----- DATA SHOWN -----

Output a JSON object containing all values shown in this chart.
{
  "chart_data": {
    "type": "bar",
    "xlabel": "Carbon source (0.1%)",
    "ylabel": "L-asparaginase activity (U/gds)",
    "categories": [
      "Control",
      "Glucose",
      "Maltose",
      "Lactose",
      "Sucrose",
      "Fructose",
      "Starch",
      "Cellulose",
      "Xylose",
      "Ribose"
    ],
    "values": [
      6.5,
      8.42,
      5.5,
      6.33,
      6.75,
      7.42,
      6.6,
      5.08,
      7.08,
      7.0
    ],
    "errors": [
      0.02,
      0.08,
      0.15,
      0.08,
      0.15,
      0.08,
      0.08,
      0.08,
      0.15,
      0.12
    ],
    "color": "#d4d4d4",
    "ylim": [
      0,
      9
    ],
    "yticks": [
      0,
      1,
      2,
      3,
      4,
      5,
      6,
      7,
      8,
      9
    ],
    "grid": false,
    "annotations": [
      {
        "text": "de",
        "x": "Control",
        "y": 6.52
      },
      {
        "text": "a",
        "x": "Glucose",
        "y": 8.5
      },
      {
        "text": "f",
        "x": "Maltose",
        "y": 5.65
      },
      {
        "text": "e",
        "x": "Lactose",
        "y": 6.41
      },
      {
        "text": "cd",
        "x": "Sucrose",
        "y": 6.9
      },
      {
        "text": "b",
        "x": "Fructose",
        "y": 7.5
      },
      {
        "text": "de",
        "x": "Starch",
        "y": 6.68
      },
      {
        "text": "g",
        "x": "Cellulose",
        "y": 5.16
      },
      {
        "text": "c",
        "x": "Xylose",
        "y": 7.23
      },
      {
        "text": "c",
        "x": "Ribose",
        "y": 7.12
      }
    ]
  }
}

-----

REQUIREMENT = Collect the complete line wherever the string "text" appears in the records.

TASK RESPONSE =
        "text": "de",
        "text": "a",
        "text": "f",
        "text": "e",
        "text": "cd",
        "text": "b",
        "text": "de",
        "text": "g",
        "text": "c",
        "text": "c",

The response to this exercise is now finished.